• **Exercise**:
Which rows contain the string "title"? Return each of them in full, treating uppercase and lowercase letters as different.

• **Labeled region entries**:

+ + + +

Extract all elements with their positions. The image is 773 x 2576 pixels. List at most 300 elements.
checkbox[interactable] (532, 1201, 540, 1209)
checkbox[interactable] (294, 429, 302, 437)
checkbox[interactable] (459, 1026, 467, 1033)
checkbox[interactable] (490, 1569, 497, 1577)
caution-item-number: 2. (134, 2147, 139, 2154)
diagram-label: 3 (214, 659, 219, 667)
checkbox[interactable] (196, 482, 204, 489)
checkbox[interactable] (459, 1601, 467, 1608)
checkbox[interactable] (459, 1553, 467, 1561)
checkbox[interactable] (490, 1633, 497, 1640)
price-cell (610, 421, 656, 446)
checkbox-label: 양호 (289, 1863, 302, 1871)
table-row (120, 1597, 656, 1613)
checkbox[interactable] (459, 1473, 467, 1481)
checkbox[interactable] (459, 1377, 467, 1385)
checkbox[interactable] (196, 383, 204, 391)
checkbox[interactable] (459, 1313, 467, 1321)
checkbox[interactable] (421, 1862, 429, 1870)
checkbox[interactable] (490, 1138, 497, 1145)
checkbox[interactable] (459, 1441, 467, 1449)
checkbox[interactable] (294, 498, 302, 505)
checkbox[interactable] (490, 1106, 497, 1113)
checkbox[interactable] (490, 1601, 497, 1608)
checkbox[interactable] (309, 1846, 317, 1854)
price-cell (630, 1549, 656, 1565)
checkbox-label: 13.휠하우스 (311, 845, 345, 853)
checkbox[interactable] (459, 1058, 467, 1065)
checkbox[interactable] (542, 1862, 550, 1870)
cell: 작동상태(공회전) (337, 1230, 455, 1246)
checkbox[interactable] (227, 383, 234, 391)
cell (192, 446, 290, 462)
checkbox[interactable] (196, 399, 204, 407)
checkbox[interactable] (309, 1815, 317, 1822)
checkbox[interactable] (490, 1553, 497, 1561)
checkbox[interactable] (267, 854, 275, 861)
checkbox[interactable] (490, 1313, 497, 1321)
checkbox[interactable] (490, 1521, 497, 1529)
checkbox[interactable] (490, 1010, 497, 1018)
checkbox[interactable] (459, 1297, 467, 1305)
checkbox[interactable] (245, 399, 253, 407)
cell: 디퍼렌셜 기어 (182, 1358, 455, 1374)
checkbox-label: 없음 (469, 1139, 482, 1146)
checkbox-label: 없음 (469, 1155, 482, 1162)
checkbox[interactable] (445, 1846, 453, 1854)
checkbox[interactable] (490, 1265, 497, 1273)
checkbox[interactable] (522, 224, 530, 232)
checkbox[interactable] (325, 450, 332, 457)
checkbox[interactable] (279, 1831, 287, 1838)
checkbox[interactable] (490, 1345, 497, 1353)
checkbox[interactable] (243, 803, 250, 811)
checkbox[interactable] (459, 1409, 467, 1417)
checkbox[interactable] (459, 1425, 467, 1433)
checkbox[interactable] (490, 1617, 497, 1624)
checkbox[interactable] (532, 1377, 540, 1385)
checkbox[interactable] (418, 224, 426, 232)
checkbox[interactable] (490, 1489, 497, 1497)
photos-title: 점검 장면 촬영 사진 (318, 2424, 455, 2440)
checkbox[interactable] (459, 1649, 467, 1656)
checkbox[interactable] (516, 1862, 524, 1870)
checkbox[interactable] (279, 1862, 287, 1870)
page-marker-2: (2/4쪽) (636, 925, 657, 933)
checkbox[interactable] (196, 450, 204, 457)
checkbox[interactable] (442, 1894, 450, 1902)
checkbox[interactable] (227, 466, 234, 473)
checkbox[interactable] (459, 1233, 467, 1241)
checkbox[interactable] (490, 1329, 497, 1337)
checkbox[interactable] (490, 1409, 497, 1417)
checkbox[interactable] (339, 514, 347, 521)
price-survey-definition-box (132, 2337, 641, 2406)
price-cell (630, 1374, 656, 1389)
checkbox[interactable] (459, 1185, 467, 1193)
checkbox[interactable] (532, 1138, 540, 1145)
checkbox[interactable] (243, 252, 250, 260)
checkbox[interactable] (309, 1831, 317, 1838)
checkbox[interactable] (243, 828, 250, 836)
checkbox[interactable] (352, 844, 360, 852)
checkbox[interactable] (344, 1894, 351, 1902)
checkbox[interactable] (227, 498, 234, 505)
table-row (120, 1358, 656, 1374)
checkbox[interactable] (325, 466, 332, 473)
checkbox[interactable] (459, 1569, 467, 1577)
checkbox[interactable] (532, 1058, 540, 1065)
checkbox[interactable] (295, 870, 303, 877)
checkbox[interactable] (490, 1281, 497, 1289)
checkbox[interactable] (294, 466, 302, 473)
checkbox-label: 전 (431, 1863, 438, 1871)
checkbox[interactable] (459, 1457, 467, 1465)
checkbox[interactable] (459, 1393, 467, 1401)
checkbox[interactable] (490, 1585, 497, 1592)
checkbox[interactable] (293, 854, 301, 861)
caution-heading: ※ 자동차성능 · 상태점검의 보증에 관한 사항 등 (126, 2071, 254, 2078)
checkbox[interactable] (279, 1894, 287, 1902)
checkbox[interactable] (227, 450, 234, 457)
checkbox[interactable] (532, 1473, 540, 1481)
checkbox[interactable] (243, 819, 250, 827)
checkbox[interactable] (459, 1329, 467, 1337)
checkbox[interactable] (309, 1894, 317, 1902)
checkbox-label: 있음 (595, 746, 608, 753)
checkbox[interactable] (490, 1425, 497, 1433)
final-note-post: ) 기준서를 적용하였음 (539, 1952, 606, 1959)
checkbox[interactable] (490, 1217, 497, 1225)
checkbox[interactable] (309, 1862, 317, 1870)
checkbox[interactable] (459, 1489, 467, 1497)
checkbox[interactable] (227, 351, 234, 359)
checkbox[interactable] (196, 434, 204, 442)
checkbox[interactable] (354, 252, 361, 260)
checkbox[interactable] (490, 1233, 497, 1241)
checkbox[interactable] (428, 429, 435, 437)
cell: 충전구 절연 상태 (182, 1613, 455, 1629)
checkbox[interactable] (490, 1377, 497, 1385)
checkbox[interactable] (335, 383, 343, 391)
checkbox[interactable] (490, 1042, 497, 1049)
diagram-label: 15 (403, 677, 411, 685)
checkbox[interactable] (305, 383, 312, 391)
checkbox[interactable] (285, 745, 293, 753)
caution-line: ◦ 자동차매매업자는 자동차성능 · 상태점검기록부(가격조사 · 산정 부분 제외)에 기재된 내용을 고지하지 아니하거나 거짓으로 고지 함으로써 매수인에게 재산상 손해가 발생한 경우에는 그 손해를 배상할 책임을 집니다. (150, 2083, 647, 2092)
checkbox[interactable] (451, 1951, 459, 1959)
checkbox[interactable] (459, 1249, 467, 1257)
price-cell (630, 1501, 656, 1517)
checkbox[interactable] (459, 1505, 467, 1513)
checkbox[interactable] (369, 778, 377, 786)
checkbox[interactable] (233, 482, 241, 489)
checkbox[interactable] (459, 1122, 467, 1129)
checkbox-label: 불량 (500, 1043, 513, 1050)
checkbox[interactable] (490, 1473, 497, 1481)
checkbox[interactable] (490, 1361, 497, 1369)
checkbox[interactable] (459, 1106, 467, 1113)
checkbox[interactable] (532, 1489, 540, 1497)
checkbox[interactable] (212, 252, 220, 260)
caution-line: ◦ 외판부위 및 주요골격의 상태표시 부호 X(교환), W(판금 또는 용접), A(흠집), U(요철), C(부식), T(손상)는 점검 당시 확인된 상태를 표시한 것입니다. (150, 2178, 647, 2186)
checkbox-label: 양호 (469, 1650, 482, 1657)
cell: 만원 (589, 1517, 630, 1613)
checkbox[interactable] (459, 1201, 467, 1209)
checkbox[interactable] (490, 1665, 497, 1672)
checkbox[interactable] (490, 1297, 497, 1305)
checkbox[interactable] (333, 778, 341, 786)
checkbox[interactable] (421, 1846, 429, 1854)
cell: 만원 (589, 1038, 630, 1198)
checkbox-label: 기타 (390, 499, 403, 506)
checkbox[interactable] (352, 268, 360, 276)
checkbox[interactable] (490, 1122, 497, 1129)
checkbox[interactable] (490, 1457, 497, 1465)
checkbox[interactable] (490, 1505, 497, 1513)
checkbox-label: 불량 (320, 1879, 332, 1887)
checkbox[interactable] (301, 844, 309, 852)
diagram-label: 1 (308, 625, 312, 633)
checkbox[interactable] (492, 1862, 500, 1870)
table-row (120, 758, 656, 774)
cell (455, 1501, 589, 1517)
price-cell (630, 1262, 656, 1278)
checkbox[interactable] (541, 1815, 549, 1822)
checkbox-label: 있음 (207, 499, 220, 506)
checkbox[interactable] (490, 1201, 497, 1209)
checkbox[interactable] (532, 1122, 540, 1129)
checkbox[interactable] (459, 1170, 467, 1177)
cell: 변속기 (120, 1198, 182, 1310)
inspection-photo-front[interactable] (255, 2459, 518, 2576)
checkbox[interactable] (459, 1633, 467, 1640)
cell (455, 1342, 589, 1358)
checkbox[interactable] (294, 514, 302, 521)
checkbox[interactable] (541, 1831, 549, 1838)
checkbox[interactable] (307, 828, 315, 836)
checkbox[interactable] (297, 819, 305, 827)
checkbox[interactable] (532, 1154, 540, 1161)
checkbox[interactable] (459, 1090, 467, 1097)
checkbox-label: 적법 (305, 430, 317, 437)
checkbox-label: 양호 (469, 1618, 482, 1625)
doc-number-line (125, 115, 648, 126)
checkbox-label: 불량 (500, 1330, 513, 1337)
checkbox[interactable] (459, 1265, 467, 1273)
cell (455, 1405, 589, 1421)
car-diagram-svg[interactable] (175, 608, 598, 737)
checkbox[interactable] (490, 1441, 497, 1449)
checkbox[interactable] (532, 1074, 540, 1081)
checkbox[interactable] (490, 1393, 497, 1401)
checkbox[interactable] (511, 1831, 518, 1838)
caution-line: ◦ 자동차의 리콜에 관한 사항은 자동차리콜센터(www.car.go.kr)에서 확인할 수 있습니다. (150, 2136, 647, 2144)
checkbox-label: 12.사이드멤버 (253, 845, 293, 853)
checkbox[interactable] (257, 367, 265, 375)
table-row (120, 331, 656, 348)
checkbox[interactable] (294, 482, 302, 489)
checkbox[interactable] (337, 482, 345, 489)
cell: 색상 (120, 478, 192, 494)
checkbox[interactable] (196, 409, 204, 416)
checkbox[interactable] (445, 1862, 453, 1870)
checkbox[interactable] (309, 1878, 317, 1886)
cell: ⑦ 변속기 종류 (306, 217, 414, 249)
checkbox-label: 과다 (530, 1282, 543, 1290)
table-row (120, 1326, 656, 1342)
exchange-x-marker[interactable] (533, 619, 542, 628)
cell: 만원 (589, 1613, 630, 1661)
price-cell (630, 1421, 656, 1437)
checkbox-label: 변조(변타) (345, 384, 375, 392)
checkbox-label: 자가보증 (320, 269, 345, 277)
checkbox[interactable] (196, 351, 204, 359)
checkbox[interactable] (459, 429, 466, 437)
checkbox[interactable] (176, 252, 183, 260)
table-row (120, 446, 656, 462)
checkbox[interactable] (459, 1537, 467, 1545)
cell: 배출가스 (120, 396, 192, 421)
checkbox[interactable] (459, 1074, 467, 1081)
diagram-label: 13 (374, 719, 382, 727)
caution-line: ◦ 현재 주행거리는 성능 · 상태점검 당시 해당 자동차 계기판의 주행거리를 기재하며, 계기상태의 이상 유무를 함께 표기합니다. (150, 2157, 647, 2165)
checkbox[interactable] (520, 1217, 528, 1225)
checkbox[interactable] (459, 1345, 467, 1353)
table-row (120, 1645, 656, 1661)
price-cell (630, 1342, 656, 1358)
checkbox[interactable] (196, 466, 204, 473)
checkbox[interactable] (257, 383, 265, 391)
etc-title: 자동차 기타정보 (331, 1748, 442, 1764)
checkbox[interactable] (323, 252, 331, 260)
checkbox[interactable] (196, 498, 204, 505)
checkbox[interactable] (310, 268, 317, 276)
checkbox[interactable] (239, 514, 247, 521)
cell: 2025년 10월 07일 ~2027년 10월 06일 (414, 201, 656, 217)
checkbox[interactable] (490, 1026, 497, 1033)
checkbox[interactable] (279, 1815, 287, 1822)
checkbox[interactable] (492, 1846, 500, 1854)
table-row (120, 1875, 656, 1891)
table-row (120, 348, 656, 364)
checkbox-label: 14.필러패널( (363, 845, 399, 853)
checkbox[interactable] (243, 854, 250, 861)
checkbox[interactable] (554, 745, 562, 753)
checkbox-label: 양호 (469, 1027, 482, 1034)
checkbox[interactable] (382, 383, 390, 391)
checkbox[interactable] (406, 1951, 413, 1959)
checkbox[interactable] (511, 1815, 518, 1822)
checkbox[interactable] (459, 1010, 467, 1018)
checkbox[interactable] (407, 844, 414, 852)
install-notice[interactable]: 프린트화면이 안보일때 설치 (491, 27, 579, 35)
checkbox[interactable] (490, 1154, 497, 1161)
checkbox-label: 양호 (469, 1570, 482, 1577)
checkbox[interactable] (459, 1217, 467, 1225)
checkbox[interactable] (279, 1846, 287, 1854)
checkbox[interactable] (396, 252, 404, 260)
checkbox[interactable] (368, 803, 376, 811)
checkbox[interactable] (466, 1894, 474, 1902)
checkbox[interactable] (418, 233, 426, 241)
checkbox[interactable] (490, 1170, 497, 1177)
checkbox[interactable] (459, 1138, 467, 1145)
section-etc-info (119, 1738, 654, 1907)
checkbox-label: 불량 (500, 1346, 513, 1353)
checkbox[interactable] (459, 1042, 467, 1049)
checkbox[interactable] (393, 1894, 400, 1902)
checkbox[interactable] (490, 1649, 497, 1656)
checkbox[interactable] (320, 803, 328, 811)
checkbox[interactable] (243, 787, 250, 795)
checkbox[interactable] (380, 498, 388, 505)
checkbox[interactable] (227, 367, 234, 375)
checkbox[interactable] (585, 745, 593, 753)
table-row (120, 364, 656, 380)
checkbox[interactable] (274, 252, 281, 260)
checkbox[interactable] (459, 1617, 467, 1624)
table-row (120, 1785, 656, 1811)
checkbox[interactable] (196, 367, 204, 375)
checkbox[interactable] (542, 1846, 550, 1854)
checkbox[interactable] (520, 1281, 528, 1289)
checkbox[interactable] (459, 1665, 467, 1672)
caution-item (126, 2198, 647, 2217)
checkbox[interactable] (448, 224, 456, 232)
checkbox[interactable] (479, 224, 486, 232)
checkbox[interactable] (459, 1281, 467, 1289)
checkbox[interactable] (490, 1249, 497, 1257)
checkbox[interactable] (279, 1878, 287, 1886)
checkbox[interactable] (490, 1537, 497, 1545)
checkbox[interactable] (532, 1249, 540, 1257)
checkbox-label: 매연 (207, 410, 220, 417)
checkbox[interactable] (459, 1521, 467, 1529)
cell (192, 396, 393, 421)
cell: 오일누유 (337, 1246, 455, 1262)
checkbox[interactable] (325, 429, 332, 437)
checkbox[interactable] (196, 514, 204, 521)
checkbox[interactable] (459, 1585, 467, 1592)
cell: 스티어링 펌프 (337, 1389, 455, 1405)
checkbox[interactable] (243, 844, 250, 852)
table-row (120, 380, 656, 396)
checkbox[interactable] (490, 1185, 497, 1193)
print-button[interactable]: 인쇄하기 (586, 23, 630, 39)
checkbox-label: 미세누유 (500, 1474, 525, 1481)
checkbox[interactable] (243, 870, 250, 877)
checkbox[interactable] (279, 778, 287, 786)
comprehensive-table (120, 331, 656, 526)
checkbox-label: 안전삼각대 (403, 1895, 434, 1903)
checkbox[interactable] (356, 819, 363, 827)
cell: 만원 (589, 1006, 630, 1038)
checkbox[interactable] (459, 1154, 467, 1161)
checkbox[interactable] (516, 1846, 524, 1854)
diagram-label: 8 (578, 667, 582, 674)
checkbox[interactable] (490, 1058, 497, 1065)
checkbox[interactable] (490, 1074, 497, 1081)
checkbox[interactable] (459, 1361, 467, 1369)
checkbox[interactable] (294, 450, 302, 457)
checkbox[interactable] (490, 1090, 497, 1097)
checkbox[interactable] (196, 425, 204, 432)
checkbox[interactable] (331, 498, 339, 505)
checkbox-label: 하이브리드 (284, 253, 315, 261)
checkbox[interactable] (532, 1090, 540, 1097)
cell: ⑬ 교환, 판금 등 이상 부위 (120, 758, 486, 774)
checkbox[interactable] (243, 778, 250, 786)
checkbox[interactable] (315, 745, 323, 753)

+ + + +

• **Written solution**:
photos-title: 점검 장면 촬영 사진 (318, 2424, 455, 2440)
etc-title: 자동차 기타정보 (331, 1748, 442, 1764)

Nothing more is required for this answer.